Directions:
The listing below should be copied in full, word for word.
* * * * * * * * *
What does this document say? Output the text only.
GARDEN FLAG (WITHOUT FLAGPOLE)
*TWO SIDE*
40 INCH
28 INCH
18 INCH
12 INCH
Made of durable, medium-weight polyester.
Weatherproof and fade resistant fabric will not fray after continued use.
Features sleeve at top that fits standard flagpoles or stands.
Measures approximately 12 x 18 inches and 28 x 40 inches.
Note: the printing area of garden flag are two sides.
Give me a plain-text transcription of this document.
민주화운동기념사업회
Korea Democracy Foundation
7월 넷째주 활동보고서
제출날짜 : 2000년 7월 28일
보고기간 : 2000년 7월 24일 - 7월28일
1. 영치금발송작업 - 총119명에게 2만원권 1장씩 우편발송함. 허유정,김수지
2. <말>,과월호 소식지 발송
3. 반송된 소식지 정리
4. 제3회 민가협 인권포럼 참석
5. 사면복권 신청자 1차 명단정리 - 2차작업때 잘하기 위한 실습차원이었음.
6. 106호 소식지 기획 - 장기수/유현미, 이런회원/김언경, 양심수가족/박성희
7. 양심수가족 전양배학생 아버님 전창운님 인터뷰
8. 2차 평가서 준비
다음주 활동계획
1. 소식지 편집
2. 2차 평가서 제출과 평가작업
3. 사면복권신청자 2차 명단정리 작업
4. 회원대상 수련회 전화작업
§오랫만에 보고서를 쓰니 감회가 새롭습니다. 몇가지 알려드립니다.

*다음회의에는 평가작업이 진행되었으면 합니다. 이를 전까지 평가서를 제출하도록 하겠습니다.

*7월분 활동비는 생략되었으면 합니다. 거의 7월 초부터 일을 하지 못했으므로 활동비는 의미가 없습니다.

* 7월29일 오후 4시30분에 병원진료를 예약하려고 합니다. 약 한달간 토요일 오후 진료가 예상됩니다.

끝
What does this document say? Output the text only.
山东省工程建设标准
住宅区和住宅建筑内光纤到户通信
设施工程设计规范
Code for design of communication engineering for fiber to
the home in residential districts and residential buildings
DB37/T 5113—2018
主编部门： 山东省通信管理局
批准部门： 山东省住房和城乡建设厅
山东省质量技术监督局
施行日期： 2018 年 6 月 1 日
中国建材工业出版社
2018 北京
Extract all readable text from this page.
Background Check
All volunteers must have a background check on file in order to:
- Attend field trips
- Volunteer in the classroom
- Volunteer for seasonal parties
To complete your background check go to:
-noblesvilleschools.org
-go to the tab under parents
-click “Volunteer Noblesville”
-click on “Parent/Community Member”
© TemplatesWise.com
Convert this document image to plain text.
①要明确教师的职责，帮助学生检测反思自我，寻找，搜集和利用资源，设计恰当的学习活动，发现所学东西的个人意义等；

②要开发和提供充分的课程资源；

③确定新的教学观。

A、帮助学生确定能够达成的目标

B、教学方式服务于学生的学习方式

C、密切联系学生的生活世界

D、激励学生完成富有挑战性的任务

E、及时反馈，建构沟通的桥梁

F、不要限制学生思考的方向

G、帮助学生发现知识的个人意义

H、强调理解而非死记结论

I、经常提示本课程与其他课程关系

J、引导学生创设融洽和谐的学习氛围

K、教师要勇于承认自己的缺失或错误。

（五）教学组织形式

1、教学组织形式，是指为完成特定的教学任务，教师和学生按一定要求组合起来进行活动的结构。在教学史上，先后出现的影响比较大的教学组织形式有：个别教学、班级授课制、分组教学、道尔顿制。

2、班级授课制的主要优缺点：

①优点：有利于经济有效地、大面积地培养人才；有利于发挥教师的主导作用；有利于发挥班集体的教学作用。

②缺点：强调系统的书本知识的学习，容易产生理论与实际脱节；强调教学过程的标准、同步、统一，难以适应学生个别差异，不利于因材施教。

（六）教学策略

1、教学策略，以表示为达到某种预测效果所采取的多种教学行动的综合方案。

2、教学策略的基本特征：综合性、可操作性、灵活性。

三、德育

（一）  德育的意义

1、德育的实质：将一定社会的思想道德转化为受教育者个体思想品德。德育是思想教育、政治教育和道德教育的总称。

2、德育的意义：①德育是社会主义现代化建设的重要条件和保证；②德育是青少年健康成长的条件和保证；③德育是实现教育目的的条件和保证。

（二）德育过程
* * * * * * * * *
Result of this exercise:
What does this document say? Output the text only.
GARDEN FLAG (WITHOUT FLAGPOLE)
*TWO SIDE*
40 INCH
28 INCH
18 INCH
12 INCH
Made of durable, medium-weight polyester.
Weatherproof and fade resistant fabric will not fray after continued use.
Features sleeve at top that fits standard flagpoles or stands.
Measures approximately 12 x 18 inches and 28 x 40 inches.
Note: the printing area of garden flag are two sides.
Give me a plain-text transcription of this document.
민주화운동기념사업회
Korea Democracy Foundation
7월 넷째주 활동보고서
제출날짜 : 2000년 7월 28일
보고기간 : 2000년 7월 24일 - 7월28일
1. 영치금발송작업 - 총119명에게 2만원권 1장씩 우편발송함. 허유정,김수지
2. <말>,과월호 소식지 발송
3. 반송된 소식지 정리
4. 제3회 민가협 인권포럼 참석
5. 사면복권 신청자 1차 명단정리 - 2차작업때 잘하기 위한 실습차원이었음.
6. 106호 소식지 기획 - 장기수/유현미, 이런회원/김언경, 양심수가족/박성희
7. 양심수가족 전양배학생 아버님 전창운님 인터뷰
8. 2차 평가서 준비
다음주 활동계획
1. 소식지 편집
2. 2차 평가서 제출과 평가작업
3. 사면복권신청자 2차 명단정리 작업
4. 회원대상 수련회 전화작업
§오랫만에 보고서를 쓰니 감회가 새롭습니다. 몇가지 알려드립니다.

*다음회의에는 평가작업이 진행되었으면 합니다. 이를 전까지 평가서를 제출하도록 하겠습니다.

*7월분 활동비는 생략되었으면 합니다. 거의 7월 초부터 일을 하지 못했으므로 활동비는 의미가 없습니다.

* 7월29일 오후 4시30분에 병원진료를 예약하려고 합니다. 약 한달간 토요일 오후 진료가 예상됩니다.

끝
What does this document say? Output the text only.
山东省工程建设标准
住宅区和住宅建筑内光纤到户通信
设施工程设计规范
Code for design of communication engineering for fiber to
the home in residential districts and residential buildings
DB37/T 5113—2018
主编部门： 山东省通信管理局
批准部门： 山东省住房和城乡建设厅
山东省质量技术监督局
施行日期： 2018 年 6 月 1 日
中国建材工业出版社
2018 北京
Extract all readable text from this page.
Background Check
All volunteers must have a background check on file in order to:
- Attend field trips
- Volunteer in the classroom
- Volunteer for seasonal parties
To complete your background check go to:
-noblesvilleschools.org
-go to the tab under parents
-click “Volunteer Noblesville”
-click on “Parent/Community Member”
© TemplatesWise.com
Convert this document image to plain text.
①要明确教师的职责，帮助学生检测反思自我，寻找，搜集和利用资源，设计恰当的学习活动，发现所学东西的个人意义等；

②要开发和提供充分的课程资源；

③确定新的教学观。

A、帮助学生确定能够达成的目标

B、教学方式服务于学生的学习方式

C、密切联系学生的生活世界

D、激励学生完成富有挑战性的任务

E、及时反馈，建构沟通的桥梁

F、不要限制学生思考的方向

G、帮助学生发现知识的个人意义

H、强调理解而非死记结论

I、经常提示本课程与其他课程关系

J、引导学生创设融洽和谐的学习氛围

K、教师要勇于承认自己的缺失或错误。

（五）教学组织形式

1、教学组织形式，是指为完成特定的教学任务，教师和学生按一定要求组合起来进行活动的结构。在教学史上，先后出现的影响比较大的教学组织形式有：个别教学、班级授课制、分组教学、道尔顿制。

2、班级授课制的主要优缺点：

①优点：有利于经济有效地、大面积地培养人才；有利于发挥教师的主导作用；有利于发挥班集体的教学作用。

②缺点：强调系统的书本知识的学习，容易产生理论与实际脱节；强调教学过程的标准、同步、统一，难以适应学生个别差异，不利于因材施教。

（六）教学策略

1、教学策略，以表示为达到某种预测效果所采取的多种教学行动的综合方案。

2、教学策略的基本特征：综合性、可操作性、灵活性。

三、德育

（一）  德育的意义

1、德育的实质：将一定社会的思想道德转化为受教育者个体思想品德。德育是思想教育、政治教育和道德教育的总称。

2、德育的意义：①德育是社会主义现代化建设的重要条件和保证；②德育是青少年健康成长的条件和保证；③德育是实现教育目的的条件和保证。

（二）德育过程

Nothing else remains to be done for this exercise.